**Instructions to follow**
Each line of the data that includes the string "Sales" is to be copied out.

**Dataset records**
────

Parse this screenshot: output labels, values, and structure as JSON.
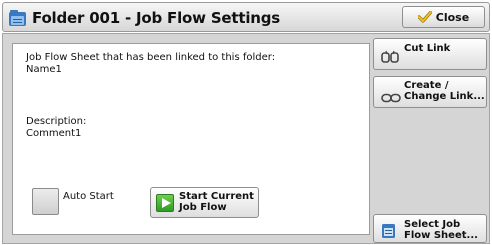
{
  "header": {
    "title": "Folder 001 - Job Flow Settings",
    "close_label": "Close",
    "title_icon": "folder-icon",
    "close_icon": "checkmark-icon"
  },
  "info": {
    "linked_label": "Job Flow Sheet that has been linked to this folder:",
    "linked_value": "Name1",
    "description_label": "Description:",
    "description_value": "Comment1"
  },
  "controls": {
    "auto_start_label": "Auto Start",
    "auto_start_checked": false,
    "start_label": "Start Current\nJob Flow",
    "start_icon": "play-icon"
  },
  "side": {
    "cut_link_label": "Cut Link",
    "cut_link_icon": "broken-link-icon",
    "create_label": "Create /\nChange Link...",
    "create_icon": "chain-link-icon",
    "select_label": "Select Job\nFlow Sheet...",
    "select_icon": "flow-sheet-icon"
  },
  "colors": {
    "panel_bg": "#d5d5d5",
    "play_green": "#3aa52e",
    "folder_blue": "#3a78c0"
  }
}
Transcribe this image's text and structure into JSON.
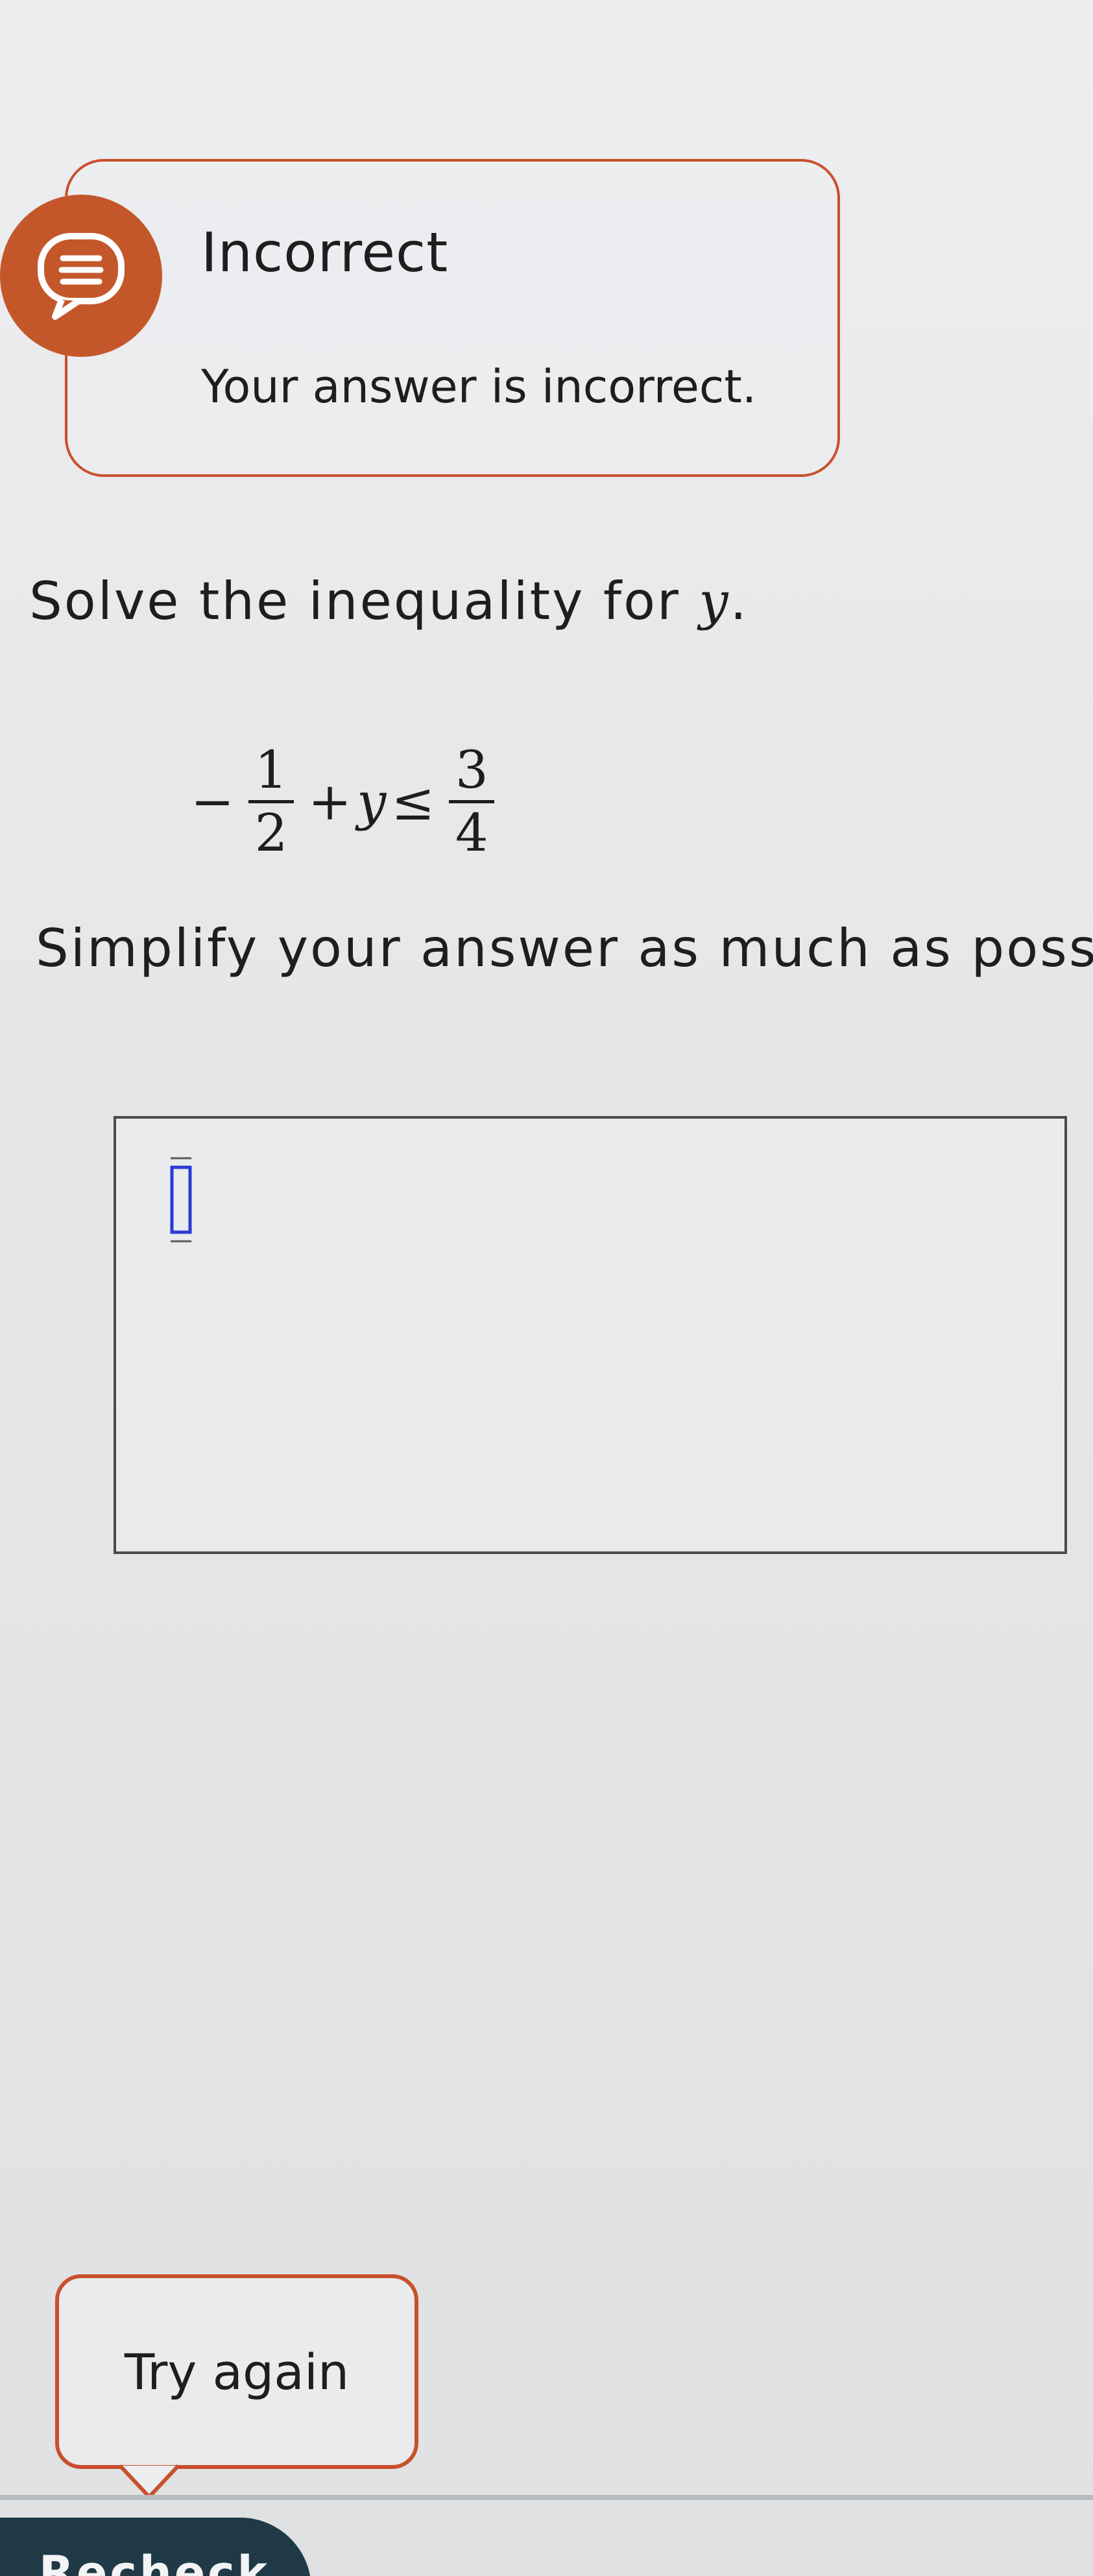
{
  "feedback": {
    "icon": "chat-bubble-icon",
    "title": "Incorrect",
    "message": "Your answer is incorrect.",
    "accent_color": "#c8502d"
  },
  "question": {
    "prompt_prefix": "Solve the inequality for ",
    "prompt_variable": "y",
    "prompt_suffix": ".",
    "inequality": {
      "sign_left": "−",
      "frac1_num": "1",
      "frac1_den": "2",
      "plus": "+",
      "variable": "y",
      "relation": "≤",
      "frac2_num": "3",
      "frac2_den": "4"
    },
    "instruction": "Simplify your answer as much as possil"
  },
  "answer": {
    "value": "",
    "cursor_icon": "text-cursor-icon"
  },
  "actions": {
    "try_again_label": "Try again",
    "bottom_button_label": "Recheck"
  }
}
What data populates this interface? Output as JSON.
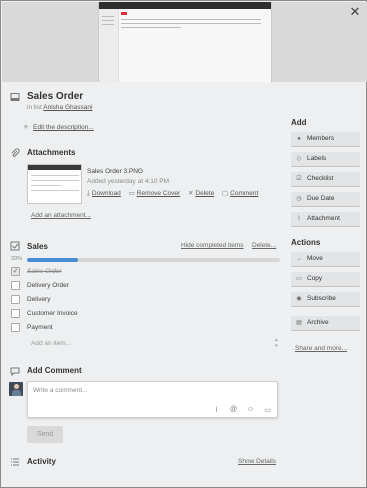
{
  "close": {
    "glyph": "✕"
  },
  "card": {
    "title": "Sales Order",
    "in_list_prefix": "in list",
    "list_name": "Anisha Ghassani",
    "edit_description": "Edit the description..."
  },
  "attachments": {
    "heading": "Attachments",
    "file_name": "Sales Order 3.PNG",
    "added": "Added yesterday at 4:10 PM",
    "actions": {
      "download": "Download",
      "remove_cover": "Remove Cover",
      "delete": "Delete",
      "comment": "Comment"
    },
    "add_link": "Add an attachment..."
  },
  "checklist": {
    "title": "Sales",
    "hide_completed": "Hide completed items",
    "delete": "Delete...",
    "percent_label": "20%",
    "progress": 0.2,
    "items": [
      {
        "label": "Sales Order",
        "done": true
      },
      {
        "label": "Delivery Order",
        "done": false
      },
      {
        "label": "Delivery",
        "done": false
      },
      {
        "label": "Customer Invoice",
        "done": false
      },
      {
        "label": "Payment",
        "done": false
      }
    ],
    "add_item_placeholder": "Add an item..."
  },
  "comment": {
    "heading": "Add Comment",
    "placeholder": "Write a comment...",
    "send_label": "Send"
  },
  "activity": {
    "heading": "Activity",
    "show_details": "Show Details"
  },
  "sidebar": {
    "add_heading": "Add",
    "add_buttons": [
      {
        "label": "Members",
        "icon": "person-icon"
      },
      {
        "label": "Labels",
        "icon": "tag-icon"
      },
      {
        "label": "Checklist",
        "icon": "checkbox-icon"
      },
      {
        "label": "Due Date",
        "icon": "calendar-icon"
      },
      {
        "label": "Attachment",
        "icon": "paperclip-icon"
      }
    ],
    "actions_heading": "Actions",
    "action_buttons": [
      {
        "label": "Move",
        "icon": "arrow-right-icon"
      },
      {
        "label": "Copy",
        "icon": "copy-icon"
      },
      {
        "label": "Subscribe",
        "icon": "eye-icon"
      },
      {
        "label": "Archive",
        "icon": "archive-icon"
      }
    ],
    "share_more": "Share and more..."
  },
  "colors": {
    "progress_fill": "#4a8bd6",
    "panel_bg": "#edeff0",
    "button_bg": "#e2e4e6"
  }
}
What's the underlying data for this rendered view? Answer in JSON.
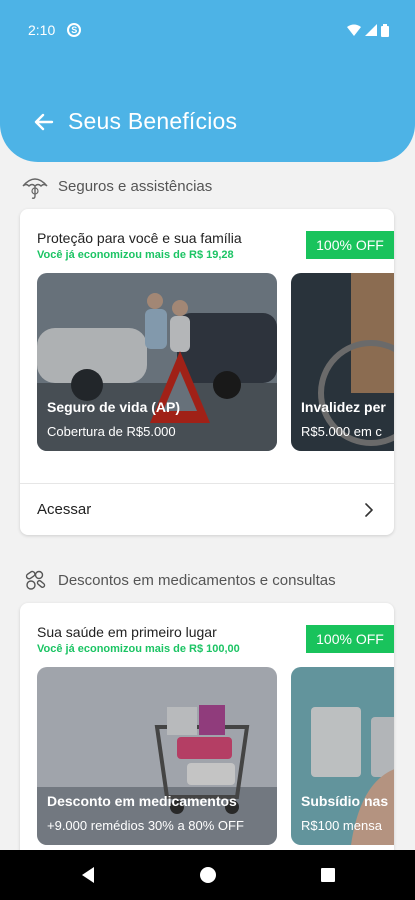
{
  "status_bar": {
    "time": "2:10",
    "app_icon": "s-circle-icon",
    "wifi_icon": "wifi-icon",
    "signal_icon": "signal-icon",
    "battery_icon": "battery-icon"
  },
  "header": {
    "title": "Seus Benefícios",
    "back_icon": "arrow-left-icon",
    "color": "#4db3e6"
  },
  "sections": [
    {
      "heading": "Seguros e assistências",
      "icon": "umbrella-icon",
      "card": {
        "title": "Proteção para você e sua família",
        "savings": "Você já economizou mais de R$ 19,28",
        "badge": "100% OFF",
        "tiles": [
          {
            "title": "Seguro de vida (AP)",
            "subtitle": "Cobertura de R$5.000"
          },
          {
            "title": "Invalidez per",
            "subtitle": "R$5.000 em c"
          }
        ],
        "action_label": "Acessar"
      }
    },
    {
      "heading": "Descontos em medicamentos e consultas",
      "icon": "pills-icon",
      "card": {
        "title": "Sua saúde em primeiro lugar",
        "savings": "Você já economizou mais de R$ 100,00",
        "badge": "100% OFF",
        "tiles": [
          {
            "title": "Desconto em medicamentos",
            "subtitle": "+9.000 remédios 30% a 80% OFF"
          },
          {
            "title": "Subsídio nas",
            "subtitle": "R$100 mensa"
          }
        ]
      }
    }
  ],
  "colors": {
    "accent_green": "#19c35c",
    "savings_green": "#1cc464",
    "background": "#f2f2f2"
  },
  "nav_bar": {
    "back_icon": "triangle-back-icon",
    "home_icon": "circle-home-icon",
    "recents_icon": "square-recents-icon"
  }
}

────

**The result**
    "title": "Sales Order",
    "file_name": "Sales Order 3.PNG",
    "title": "Sales",
        "label": "Sales Order",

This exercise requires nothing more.